| What to produce |
Lines containing the word "ylabel" should be extracted in full.

| Records provided |
___

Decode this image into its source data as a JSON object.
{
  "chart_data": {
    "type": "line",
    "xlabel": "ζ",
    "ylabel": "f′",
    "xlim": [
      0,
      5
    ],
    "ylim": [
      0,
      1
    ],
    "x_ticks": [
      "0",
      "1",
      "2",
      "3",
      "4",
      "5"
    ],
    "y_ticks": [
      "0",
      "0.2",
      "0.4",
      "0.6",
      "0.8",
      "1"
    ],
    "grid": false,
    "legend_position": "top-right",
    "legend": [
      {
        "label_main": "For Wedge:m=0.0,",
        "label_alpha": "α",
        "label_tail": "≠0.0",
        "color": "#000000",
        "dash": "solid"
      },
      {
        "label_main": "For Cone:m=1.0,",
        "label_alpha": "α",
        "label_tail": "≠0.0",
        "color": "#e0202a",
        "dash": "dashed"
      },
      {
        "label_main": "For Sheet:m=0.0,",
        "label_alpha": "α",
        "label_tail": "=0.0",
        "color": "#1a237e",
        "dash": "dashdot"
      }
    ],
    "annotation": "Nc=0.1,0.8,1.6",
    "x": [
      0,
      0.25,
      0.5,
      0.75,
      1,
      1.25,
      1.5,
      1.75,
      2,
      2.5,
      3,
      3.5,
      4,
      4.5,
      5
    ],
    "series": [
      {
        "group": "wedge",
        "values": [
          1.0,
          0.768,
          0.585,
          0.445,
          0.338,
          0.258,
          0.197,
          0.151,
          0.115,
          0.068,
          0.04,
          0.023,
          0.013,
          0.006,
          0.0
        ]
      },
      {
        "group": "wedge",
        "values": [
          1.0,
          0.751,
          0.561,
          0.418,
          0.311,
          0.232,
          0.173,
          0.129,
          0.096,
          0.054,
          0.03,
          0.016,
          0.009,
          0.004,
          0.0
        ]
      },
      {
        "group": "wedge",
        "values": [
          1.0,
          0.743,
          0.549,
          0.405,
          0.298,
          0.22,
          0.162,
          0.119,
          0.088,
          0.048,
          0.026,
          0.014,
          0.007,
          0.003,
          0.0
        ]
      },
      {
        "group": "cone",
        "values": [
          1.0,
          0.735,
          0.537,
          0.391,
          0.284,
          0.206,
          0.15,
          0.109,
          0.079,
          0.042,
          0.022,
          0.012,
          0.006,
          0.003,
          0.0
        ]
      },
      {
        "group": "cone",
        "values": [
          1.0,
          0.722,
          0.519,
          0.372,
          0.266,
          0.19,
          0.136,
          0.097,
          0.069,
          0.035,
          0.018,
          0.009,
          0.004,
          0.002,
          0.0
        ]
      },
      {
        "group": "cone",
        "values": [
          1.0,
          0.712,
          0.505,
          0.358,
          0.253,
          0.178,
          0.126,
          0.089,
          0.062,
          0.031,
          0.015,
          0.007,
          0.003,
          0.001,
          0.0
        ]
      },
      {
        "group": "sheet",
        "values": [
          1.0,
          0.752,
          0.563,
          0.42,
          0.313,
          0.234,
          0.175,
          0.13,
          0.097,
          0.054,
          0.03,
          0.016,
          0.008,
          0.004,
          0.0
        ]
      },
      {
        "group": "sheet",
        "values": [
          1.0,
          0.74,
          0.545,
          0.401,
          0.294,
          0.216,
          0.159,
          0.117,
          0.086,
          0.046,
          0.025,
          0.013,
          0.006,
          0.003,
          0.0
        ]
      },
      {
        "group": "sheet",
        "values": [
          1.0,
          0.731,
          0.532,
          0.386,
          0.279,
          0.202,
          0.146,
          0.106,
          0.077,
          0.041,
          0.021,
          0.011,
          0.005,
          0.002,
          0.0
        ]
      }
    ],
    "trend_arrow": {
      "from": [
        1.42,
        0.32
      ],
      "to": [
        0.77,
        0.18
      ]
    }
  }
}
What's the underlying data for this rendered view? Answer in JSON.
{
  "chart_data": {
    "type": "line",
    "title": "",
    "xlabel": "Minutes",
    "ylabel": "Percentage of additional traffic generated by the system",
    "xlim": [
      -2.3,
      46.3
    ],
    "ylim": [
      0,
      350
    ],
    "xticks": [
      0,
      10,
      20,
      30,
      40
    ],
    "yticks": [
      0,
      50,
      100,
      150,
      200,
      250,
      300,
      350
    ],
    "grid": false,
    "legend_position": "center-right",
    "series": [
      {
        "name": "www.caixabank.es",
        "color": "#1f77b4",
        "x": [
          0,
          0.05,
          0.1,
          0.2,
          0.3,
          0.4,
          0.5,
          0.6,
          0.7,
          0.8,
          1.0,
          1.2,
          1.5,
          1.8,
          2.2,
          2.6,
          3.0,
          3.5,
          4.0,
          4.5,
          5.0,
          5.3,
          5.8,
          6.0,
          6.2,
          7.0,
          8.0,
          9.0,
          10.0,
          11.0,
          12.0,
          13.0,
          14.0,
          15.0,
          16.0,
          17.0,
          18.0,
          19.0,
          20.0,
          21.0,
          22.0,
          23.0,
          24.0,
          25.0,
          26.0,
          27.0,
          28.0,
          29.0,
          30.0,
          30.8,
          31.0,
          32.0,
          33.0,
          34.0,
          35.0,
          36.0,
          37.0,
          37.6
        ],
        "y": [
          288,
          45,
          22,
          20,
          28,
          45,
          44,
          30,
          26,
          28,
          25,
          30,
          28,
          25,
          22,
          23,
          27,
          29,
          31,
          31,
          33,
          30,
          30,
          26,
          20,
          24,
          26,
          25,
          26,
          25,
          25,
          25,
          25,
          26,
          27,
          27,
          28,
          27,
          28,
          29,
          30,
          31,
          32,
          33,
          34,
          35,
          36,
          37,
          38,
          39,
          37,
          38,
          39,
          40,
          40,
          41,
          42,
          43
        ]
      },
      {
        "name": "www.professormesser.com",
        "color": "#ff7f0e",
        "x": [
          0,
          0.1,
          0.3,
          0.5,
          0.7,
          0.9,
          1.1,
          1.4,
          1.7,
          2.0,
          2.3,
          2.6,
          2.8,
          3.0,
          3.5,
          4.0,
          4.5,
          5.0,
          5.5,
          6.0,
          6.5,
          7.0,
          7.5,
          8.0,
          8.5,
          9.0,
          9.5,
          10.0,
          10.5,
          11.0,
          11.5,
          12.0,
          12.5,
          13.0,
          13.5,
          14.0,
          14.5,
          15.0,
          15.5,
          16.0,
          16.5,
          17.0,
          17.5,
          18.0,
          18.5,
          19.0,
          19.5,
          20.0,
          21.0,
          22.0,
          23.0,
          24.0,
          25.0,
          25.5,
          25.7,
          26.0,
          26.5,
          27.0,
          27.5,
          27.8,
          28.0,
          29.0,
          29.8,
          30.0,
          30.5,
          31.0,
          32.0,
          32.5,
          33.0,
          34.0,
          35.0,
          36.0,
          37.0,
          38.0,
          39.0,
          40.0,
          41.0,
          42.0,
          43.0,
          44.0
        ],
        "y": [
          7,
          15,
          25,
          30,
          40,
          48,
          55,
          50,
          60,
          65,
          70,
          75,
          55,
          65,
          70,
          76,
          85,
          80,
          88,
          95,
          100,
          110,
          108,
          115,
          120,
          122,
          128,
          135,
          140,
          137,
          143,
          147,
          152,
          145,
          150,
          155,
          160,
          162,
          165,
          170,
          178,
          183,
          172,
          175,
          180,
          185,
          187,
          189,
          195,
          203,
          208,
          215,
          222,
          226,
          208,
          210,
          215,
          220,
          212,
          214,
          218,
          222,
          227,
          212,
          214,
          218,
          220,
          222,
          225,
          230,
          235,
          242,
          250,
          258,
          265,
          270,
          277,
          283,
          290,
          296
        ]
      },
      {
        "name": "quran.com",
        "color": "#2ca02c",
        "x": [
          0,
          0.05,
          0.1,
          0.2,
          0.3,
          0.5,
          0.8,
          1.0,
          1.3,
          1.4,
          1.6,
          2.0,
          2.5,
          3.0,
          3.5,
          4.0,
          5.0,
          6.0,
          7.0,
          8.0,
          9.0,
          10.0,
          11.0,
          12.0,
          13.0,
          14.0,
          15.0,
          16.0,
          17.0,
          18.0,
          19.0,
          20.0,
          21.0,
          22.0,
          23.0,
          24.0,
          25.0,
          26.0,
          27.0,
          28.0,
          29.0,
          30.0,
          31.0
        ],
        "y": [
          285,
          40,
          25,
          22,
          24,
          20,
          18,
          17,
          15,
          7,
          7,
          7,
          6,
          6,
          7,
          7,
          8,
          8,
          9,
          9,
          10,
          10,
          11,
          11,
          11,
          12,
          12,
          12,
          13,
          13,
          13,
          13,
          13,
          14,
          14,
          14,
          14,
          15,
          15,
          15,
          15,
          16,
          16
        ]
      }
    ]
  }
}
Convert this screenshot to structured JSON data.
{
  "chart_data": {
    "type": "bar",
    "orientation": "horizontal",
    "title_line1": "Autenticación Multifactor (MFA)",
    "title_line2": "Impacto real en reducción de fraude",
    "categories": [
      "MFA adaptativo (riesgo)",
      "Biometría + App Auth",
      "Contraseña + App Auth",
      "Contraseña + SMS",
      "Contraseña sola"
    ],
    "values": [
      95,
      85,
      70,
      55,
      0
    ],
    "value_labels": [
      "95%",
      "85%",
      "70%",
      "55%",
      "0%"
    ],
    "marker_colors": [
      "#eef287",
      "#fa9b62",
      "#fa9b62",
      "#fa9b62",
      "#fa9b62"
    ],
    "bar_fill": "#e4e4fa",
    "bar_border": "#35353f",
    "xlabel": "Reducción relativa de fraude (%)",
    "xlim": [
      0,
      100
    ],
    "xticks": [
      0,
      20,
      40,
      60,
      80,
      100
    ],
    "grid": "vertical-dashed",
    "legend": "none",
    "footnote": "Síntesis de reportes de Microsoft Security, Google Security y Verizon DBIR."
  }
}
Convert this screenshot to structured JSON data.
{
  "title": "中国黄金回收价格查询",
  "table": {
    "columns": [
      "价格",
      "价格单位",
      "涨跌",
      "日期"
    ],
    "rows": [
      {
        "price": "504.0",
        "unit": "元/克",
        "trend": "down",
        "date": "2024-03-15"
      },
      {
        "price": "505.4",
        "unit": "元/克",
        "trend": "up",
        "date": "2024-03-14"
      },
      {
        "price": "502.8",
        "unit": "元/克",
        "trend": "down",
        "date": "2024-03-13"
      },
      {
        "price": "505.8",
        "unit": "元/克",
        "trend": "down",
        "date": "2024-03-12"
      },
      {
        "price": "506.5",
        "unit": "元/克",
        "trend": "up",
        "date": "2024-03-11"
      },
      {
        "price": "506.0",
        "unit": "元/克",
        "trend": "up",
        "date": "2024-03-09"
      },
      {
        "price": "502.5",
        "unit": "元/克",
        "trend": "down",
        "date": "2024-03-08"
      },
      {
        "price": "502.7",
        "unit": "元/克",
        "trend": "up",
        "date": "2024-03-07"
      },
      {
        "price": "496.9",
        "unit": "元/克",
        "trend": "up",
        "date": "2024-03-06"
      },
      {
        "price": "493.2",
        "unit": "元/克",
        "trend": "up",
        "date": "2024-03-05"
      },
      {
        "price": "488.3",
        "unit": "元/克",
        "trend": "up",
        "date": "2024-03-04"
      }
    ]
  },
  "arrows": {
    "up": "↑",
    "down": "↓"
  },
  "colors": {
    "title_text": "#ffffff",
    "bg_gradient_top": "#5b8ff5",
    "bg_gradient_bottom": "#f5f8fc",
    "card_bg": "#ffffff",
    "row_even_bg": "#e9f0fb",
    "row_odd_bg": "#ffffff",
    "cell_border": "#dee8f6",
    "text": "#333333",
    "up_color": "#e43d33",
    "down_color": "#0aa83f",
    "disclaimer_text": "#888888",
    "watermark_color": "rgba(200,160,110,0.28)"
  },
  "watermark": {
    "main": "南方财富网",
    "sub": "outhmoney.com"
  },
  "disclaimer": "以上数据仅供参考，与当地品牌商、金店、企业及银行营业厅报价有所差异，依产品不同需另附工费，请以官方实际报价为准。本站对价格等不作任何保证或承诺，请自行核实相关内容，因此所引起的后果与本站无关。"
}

___

| Solution for this problem |
    "ylabel": "f′",
    "ylabel": "Percentage of additional traffic generated by the system",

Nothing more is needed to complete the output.